• Task details: Select all lines holding the word "Vihar" from the entries that follow.
________________________________________
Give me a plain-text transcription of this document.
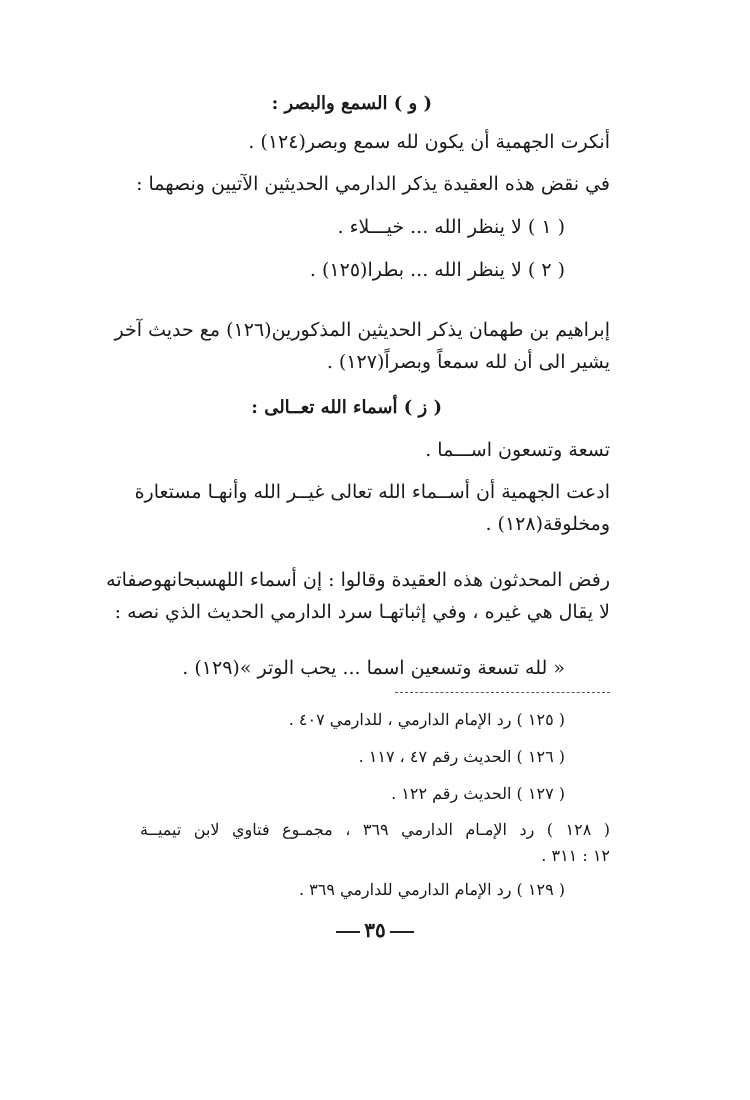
( و ) السمع والبصر :
أنكرت الجهمية أن يكون لله سمع وبصر(١٢٤) .
في نقض هذه العقيدة يذكر الدارمي الحديثين الآتيين ونصهما :
( ١ ) لا ينظر الله ... خيـــلاء .
( ٢ ) لا ينظر الله ... بطرا(١٢٥) .
إبراهيم بن طهمان يذكر الحديثين المذكورين(١٢٦) مع حديث آخر
يشير الى أن لله سمعاً وبصراً(١٢٧) .
( ز ) أسماء الله تعــالى :
تسعة وتسعون اســـما .
ادعت الجهمية أن أســماء الله تعالى غيــر الله وأنهـا مستعارة
ومخلوقة(١٢٨) .
رفض المحدثون هذه العقيدة وقالوا : إن أسماء اللهسبحانهوصفاته
لا يقال هي غيره ، وفي إثباتهـا سرد الدارمي الحديث الذي نصه :
« لله تسعة وتسعين اسما ... يحب الوتر »(١٢٩) .
( ١٢٥ ) رد الإمام الدارمي ، للدارمي ٤٠٧ .
( ١٢٦ ) الحديث رقم ٤٧ ، ١١٧ .
( ١٢٧ ) الحديث رقم ١٢٢ .
( ١٢٨ ) رد الإمـام الدارمي ٣٦٩ ، مجمـوع فتاوي لابن تيميــة
١٢ : ٣١١ .
( ١٢٩ ) رد الإمام الدارمي للدارمي ٣٦٩ .
٣٥
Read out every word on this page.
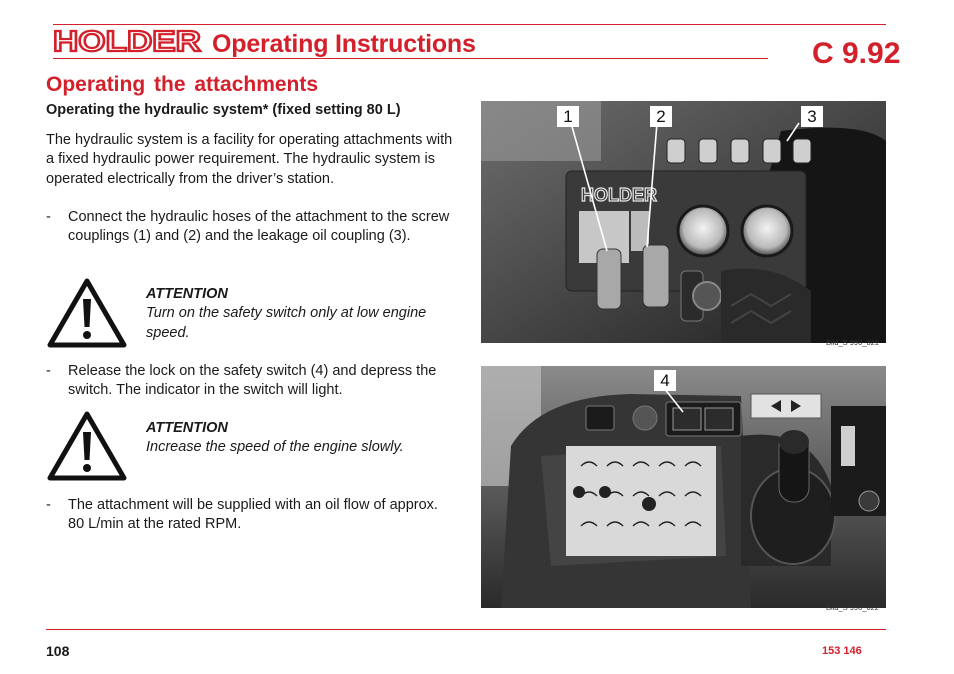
HOLDER Operating Instructions	C 9.92
Operating the attachments
Operating the hydraulic system* (fixed setting 80 L)
The hydraulic system is a facility for operating attachments with a fixed hydraulic power requirement. The hydraulic system is operated electrically from the driver’s station.
- Connect the hydraulic hoses of the attachment to the screw couplings (1) and (2) and the leakage oil coupling (3).
ATTENTION
Turn on the safety switch only at low engine speed.
- Release the lock on the safety switch (4) and depress the switch. The indicator in the switch will light.
ATTENTION
Increase the speed of the engine slowly.
- The attachment will be supplied with an oil flow of approx. 80 L/min at the rated RPM.
HOLDER
1	2	3
Bild_S 990_021
4
Bild_S 990_022
108	153 146
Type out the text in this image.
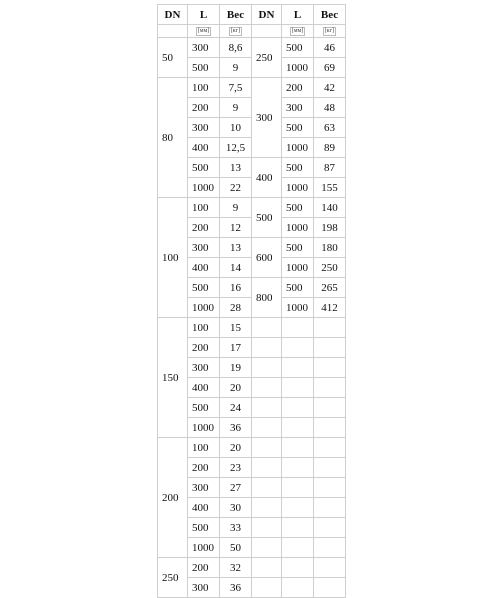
DN	L	Вес	DN	L	Вес
	[мм]	[кг]		[мм]	[кг]
50	300	8,6	250	500	46
	500	9		1000	69
80	100	7,5	300	200	42
	200	9		300	48
	300	10		500	63
	400	12,5		1000	89
	500	13	400	500	87
	1000	22		1000	155
100	100	9	500	500	140
	200	12		1000	198
	300	13	600	500	180
	400	14		1000	250
	500	16	800	500	265
	1000	28		1000	412
150	100	15			
	200	17			
	300	19			
	400	20			
	500	24			
	1000	36			
200	100	20			
	200	23			
	300	27			
	400	30			
	500	33			
	1000	50			
250	200	32			
	300	36			
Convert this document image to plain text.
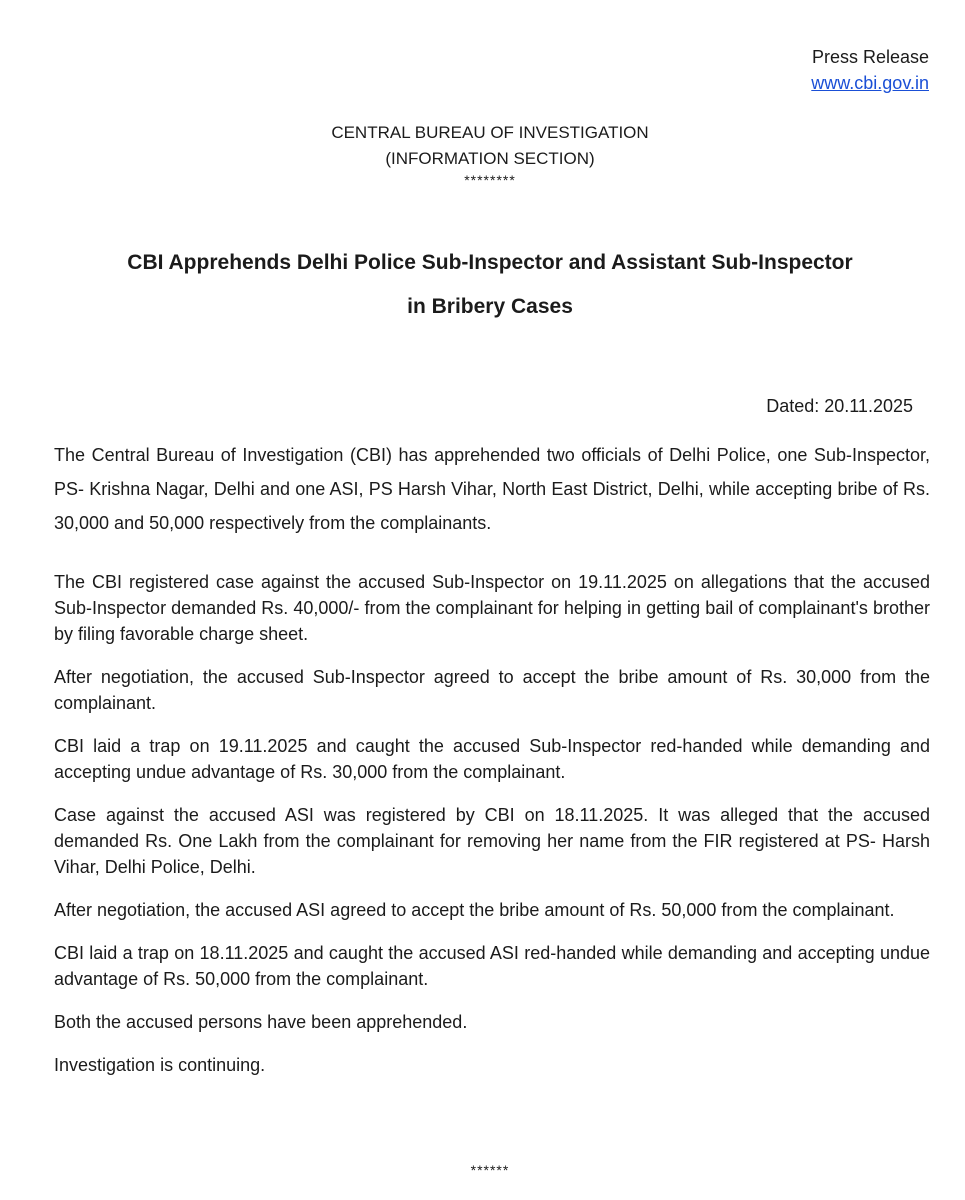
Press Release
www.cbi.gov.in
CENTRAL BUREAU OF INVESTIGATION
(INFORMATION SECTION)
********
CBI Apprehends Delhi Police Sub-Inspector and Assistant Sub-Inspector
in Bribery Cases
Dated: 20.11.2025

The Central Bureau of Investigation (CBI) has apprehended two officials of Delhi Police, one Sub-Inspector, PS- Krishna Nagar, Delhi and one ASI, PS Harsh Vihar, North East District, Delhi, while accepting bribe of Rs. 30,000 and 50,000 respectively from the complainants.

The CBI registered case against the accused Sub-Inspector on 19.11.2025 on allegations that the accused Sub-Inspector demanded Rs. 40,000/- from the complainant for helping in getting bail of complainant's brother by filing favorable charge sheet.

After negotiation, the accused Sub-Inspector agreed to accept the bribe amount of Rs. 30,000 from the complainant.

CBI laid a trap on 19.11.2025 and caught the accused Sub-Inspector red-handed while demanding and accepting undue advantage of Rs. 30,000 from the complainant.

Case against the accused ASI was registered by CBI on 18.11.2025. It was alleged that the accused demanded Rs. One Lakh from the complainant for removing her name from the FIR registered at PS- Harsh Vihar, Delhi Police, Delhi.

After negotiation, the accused ASI agreed to accept the bribe amount of Rs. 50,000 from the complainant.

CBI laid a trap on 18.11.2025 and caught the accused ASI red-handed while demanding and accepting undue advantage of Rs. 50,000 from the complainant.

Both the accused persons have been apprehended.

Investigation is continuing.

******
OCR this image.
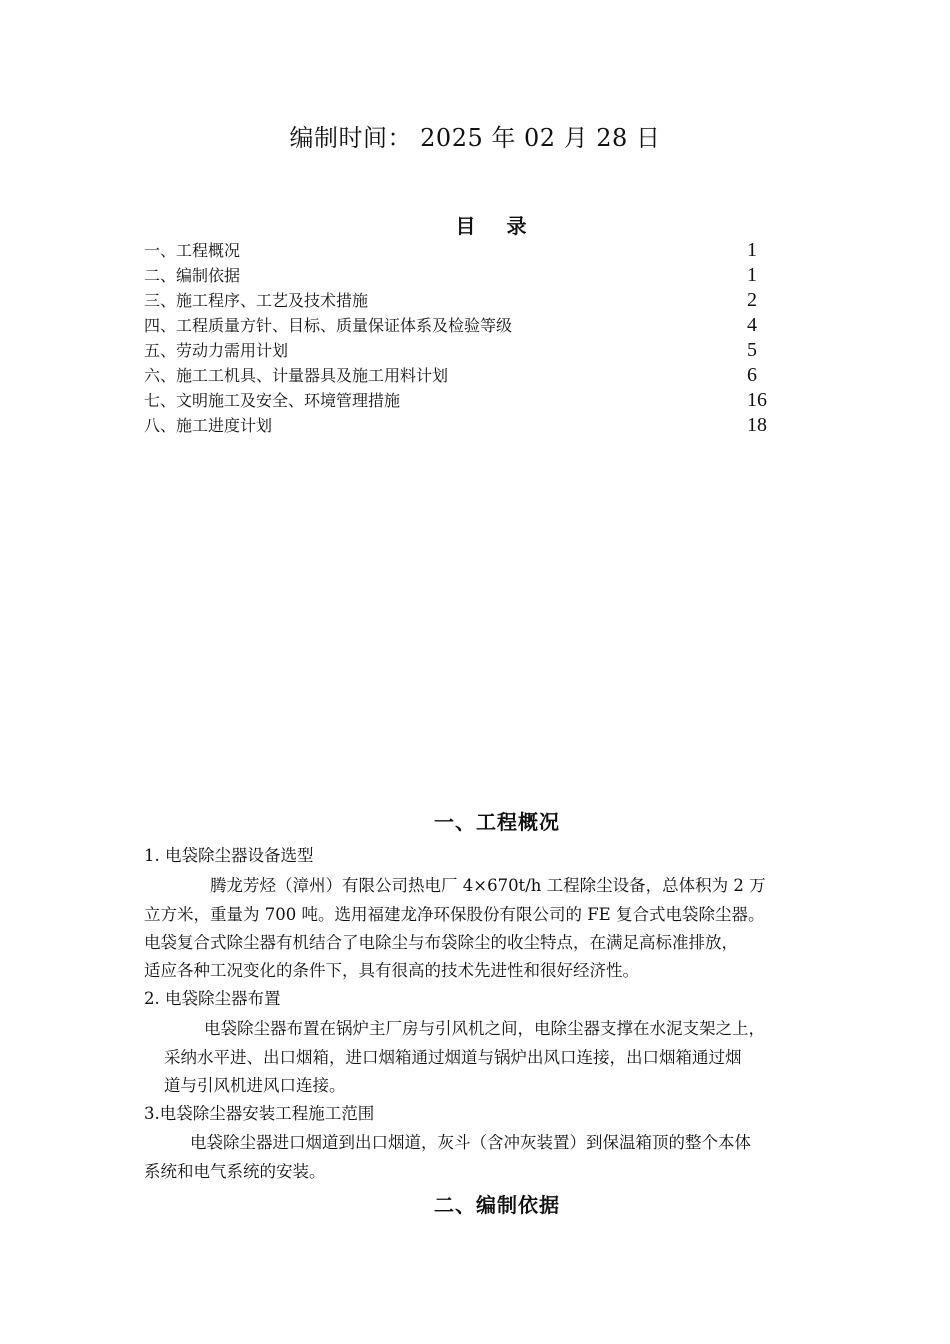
编制时间： 2025 年 02 月 28 日
目 录
一、工程概况	1
二、编制依据	1
三、施工程序、工艺及技术措施	2
四、工程质量方针、目标、质量保证体系及检验等级	4
五、劳动力需用计划	5
六、施工工机具、计量器具及施工用料计划	6
七、文明施工及安全、环境管理措施	16
八、施工进度计划	18
一、工程概况
1. 电袋除尘器设备选型
腾龙芳烃（漳州）有限公司热电厂 4×670t/h 工程除尘设备，总体积为 2 万
立方米，重量为 700 吨。选用福建龙净环保股份有限公司的 FE 复合式电袋除尘器。
电袋复合式除尘器有机结合了电除尘与布袋除尘的收尘特点，在满足高标准排放，
适应各种工况变化的条件下，具有很高的技术先进性和很好经济性。
2. 电袋除尘器布置
电袋除尘器布置在锅炉主厂房与引风机之间，电除尘器支撑在水泥支架之上，
采纳水平进、出口烟箱，进口烟箱通过烟道与锅炉出风口连接，出口烟箱通过烟
道与引风机进风口连接。
3.电袋除尘器安装工程施工范围
电袋除尘器进口烟道到出口烟道，灰斗（含冲灰装置）到保温箱顶的整个本体
系统和电气系统的安装。
二、编制依据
________________________________________
• Written solution:
The Central Bureau of Investigation (CBI) has apprehended two officials of Delhi Police, one Sub-Inspector, PS- Krishna Nagar, Delhi and one ASI, PS Harsh Vihar, North East District, Delhi, while accepting bribe of Rs. 30,000 and 50,000 respectively from the complainants.
Case against the accused ASI was registered by CBI on 18.11.2025. It was alleged that the accused demanded Rs. One Lakh from the complainant for removing her name from the FIR registered at PS- Harsh Vihar, Delhi Police, Delhi.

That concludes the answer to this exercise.